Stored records
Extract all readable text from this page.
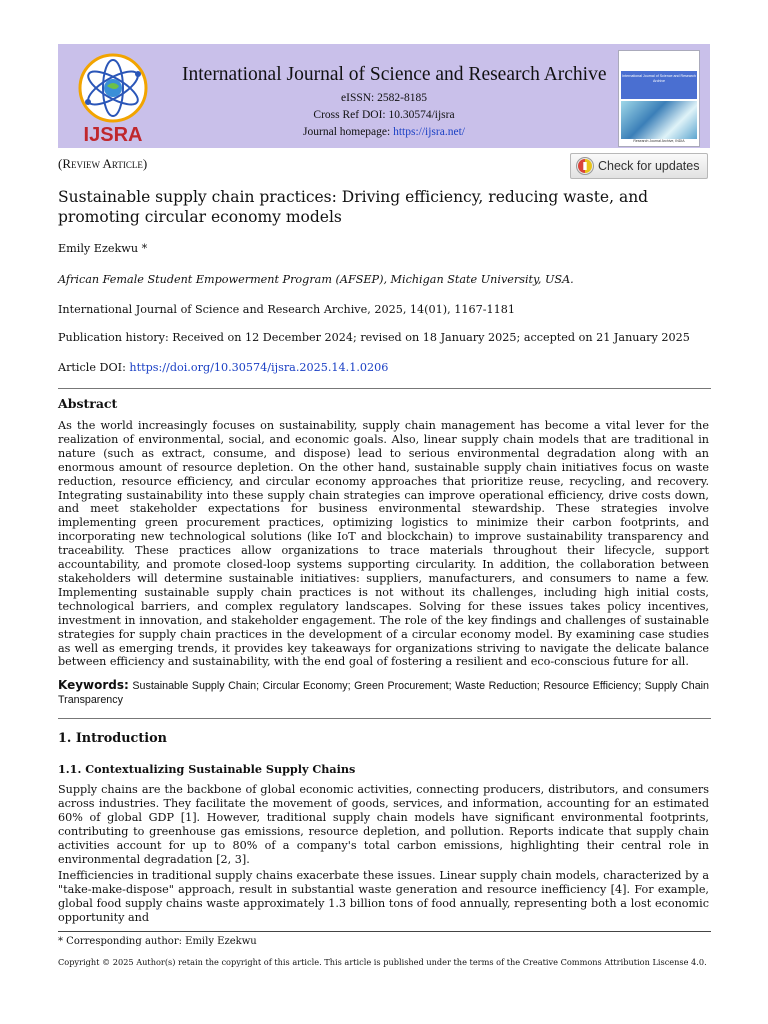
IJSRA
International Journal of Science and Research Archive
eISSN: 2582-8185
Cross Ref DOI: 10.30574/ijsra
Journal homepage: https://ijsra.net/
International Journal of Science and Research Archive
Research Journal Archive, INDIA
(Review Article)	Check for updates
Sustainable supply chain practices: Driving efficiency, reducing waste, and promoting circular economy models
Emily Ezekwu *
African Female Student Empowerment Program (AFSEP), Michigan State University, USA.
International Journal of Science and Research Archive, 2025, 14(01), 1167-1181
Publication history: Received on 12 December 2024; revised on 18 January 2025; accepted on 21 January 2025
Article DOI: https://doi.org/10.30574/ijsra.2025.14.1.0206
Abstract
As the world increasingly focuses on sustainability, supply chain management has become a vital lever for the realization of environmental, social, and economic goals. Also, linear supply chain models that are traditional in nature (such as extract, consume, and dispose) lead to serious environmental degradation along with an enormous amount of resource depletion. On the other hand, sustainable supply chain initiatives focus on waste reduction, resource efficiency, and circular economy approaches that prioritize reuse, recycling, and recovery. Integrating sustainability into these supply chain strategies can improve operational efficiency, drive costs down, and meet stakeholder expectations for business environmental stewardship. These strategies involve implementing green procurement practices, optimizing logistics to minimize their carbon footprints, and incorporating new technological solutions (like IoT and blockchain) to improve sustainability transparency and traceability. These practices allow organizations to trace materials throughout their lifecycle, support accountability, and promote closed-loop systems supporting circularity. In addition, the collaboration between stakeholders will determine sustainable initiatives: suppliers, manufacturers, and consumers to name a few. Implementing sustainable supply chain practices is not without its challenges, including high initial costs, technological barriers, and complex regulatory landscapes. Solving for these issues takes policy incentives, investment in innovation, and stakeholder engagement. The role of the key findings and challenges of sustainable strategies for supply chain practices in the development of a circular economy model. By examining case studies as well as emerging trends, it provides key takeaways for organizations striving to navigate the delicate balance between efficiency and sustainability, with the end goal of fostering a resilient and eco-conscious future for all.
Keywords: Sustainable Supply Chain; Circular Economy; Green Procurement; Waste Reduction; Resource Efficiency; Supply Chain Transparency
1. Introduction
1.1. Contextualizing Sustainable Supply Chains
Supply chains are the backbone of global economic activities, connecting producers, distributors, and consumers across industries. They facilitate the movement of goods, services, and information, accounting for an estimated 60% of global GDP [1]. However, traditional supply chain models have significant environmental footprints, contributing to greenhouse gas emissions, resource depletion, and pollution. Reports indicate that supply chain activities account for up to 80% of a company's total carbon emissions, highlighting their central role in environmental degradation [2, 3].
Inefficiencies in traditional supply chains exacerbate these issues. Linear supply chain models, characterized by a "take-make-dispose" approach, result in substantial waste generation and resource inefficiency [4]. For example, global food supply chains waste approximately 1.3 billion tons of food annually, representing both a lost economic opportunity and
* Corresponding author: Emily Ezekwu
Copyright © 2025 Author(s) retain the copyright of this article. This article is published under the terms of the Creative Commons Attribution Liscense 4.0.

▶ [WORK TO DO] Your task is to gather every line with the word "https" and copy it.

▶ [RIGHT ANSWER]
Journal homepage: https://ijsra.net/
Article DOI: https://doi.org/10.30574/ijsra.2025.14.1.0206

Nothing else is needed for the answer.